Adding fish to your pond can add an interesting and beautiful element but fish need the right habitat to survive. They can be plagued with diseases and the best way to avoid this is pond maintenance and prevention. We will discuss the most common fish diseases and prevention techniques that will keep your fish happy and healthy.
Fish should be observed every day, if possible, to detect signs of disease. The following are the most common diseases to plague pond fish:
Finrot is often seen in pond fish and can be detected if their fin edges are white and the fins become ragged and streaked with blood and appear like they are being "eaten away”. This is precisely what the bacteria that cause the disease are doing.
If your fish are bloated and have protruded scales this can be a sign of Dropsy, a bacterial infection of the kidneys, which causes fluid accumulation or renal failure. It appears to create problems only in weakened fish.
A number of skin ailments are common in pond fish. If fish are rubbing against underwater objects and jumping, it can be an indication their skin is irritated by parasites. In severe cases, like Clamped Fin, they swim in a listless fashion with fins folded against their body and are often isolated from other fish. If you look closely you may find a slimy coating over the body or in patches, which are particularly obvious against dark areas of the body and eyes. Poor water quality, skin and gill parasites (for example: protozoans like costia, chilodonella, whitespot), and flukes (flatworms approximately 1mm long) may cause the irritation.
Fungus is another skin ailment that appears as tufts of white that look like a "cotton wool" material and usually develop in patches on the fish's body. This secondary bacterial infection is a sign of damage.
Ick, also known as Whitespot, is exactly what the name implies, small white spots on the fins and body of your fish. Due to its complex lifecycle, this parasite must be killed with seven-day treatments. On day one, treat your pond with a broad-spectrum remedy. Seven days later, repeat after a 20% water change. Repeat treatment at seven daily intervals if necessary.
Most of these ailments can be cured with a broad-spectrum treatment and a clean habitat. You can also use a salt dip for sick fish. Sick fish should be removed from the pond to a treatment container, like an old wading pool or aquarium, to prevent disease spreading to the other fish. Make an un-iodized salt dip by using Pond Salt. Gently place fish in a soft nylon net, then lower them into the salt dip for 5 to 10 minutes. After the dip, a majority of microscopic parasites that are lethal will drop off the fish. Salt dips are the least toxic method and quite effective.
Prevention is key in maintaining healthy fish and there are three main practices that can minimize the possibility of disease outbreaks. These are maintenance of good water quality, proper nutrition and elimination of contact with wild fish whenever possible. Also important in prevention is controlling related "environmental" stressors. Stress may result from a variety of conditions, including overcrowding, poor water quality, inadequate nutrition and weather-related environmental stress. Common water quality stressors are low dissolved oxygen and/or a buildup of toxic nitrogenous compounds, especially ammonia and nitrite. Using a Pond Test Kit to check your water for pH, nitrates, nitrites, alkalinity, and ammonia is important and will help to detect environmental problems that breed disease in your pond. If the water quality is poor you should execute a large (30-50%) partial water change and remove any excess debris. Keeping your water quality high is essential and using TotalPond’s Chlorine Remover gets rid of chlorine and harmful chloramines as well as detoxifies heavy metals that are found in tap water. Also, be sure to have a high quality filtration system like TotalPond’s Complete Filter Kit to maintain quality water. You can attribute sudden losses of fish to low oxygen levels in the water. This can be due to extreme hot weather and over night when oxygen levels decline and plants and fish compete for limited oxygen in the warm water. Ensure your pond has maximum water aeration by keeping aerators, waterfalls, and fountains running at night as well as in the daytime.

* **Records**:
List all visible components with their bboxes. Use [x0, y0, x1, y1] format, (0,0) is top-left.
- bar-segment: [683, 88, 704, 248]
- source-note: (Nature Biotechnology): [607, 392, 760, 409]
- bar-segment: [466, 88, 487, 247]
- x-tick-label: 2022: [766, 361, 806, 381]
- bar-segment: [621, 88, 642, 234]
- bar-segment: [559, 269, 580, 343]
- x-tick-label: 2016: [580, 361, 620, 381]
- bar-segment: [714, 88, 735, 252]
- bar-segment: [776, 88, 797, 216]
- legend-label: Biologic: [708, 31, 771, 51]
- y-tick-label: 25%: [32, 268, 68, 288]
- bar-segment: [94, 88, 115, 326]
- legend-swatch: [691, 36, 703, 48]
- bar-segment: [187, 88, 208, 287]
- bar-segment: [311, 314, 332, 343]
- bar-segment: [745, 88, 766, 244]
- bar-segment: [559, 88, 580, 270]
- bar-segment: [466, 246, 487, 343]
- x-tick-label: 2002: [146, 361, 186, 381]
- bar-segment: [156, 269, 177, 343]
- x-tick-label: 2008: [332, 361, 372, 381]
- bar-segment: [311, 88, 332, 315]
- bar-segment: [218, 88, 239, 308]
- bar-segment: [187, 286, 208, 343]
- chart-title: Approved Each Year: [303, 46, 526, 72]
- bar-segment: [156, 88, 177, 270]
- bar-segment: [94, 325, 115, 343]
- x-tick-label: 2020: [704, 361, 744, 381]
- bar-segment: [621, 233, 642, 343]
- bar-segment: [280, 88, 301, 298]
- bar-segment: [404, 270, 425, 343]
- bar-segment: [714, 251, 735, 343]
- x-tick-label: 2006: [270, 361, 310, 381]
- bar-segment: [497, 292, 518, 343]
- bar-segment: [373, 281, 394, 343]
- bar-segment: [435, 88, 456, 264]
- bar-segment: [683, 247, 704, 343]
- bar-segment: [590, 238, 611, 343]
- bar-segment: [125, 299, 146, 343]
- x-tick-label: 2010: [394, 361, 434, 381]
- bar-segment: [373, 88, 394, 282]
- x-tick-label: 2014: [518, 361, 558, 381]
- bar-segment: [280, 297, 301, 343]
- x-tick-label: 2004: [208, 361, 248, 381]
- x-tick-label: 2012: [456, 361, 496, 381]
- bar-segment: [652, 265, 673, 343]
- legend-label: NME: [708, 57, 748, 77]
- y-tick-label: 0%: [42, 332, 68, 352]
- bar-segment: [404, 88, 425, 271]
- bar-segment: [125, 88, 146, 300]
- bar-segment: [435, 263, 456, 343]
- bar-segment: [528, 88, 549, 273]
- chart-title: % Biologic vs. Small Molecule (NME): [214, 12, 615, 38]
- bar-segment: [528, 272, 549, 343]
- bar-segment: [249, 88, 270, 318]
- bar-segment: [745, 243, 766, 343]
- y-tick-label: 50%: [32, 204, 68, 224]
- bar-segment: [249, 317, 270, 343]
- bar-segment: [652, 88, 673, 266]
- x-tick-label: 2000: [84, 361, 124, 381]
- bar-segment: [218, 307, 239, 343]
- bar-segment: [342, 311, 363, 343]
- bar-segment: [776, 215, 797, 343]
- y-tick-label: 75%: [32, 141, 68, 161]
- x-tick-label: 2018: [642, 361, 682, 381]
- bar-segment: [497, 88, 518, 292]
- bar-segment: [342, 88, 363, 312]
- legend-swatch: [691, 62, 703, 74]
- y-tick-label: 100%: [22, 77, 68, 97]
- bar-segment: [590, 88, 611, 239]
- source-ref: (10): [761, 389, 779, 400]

* **What you will do**:
1. Copy everything from "If your fish" down to "cause the irritation." in the pond fish disease text, keeping the wording unchanged.
2. In the pond fish disease text, how long should a sick fish be kept in the salt dip?

* **Exercise responses**:
1.
If your fish are bloated and have protruded scales this can be a sign of Dropsy, a bacterial infection of the kidneys, which causes fluid accumulation or renal failure. It appears to create problems only in weakened fish.
A number of skin ailments are common in pond fish. If fish are rubbing against underwater objects and jumping, it can be an indication their skin is irritated by parasites. In severe cases, like Clamped Fin, they swim in a listless fashion with fins folded against their body and are often isolated from other fish. If you look closely you may find a slimy coating over the body or in patches, which are particularly obvious against dark areas of the body and eyes. Poor water quality, skin and gill parasites (for example: protozoans like costia, chilodonella, whitespot), and flukes (flatworms approximately 1mm long) may cause the irritation.

2. 5 to 10 minutes.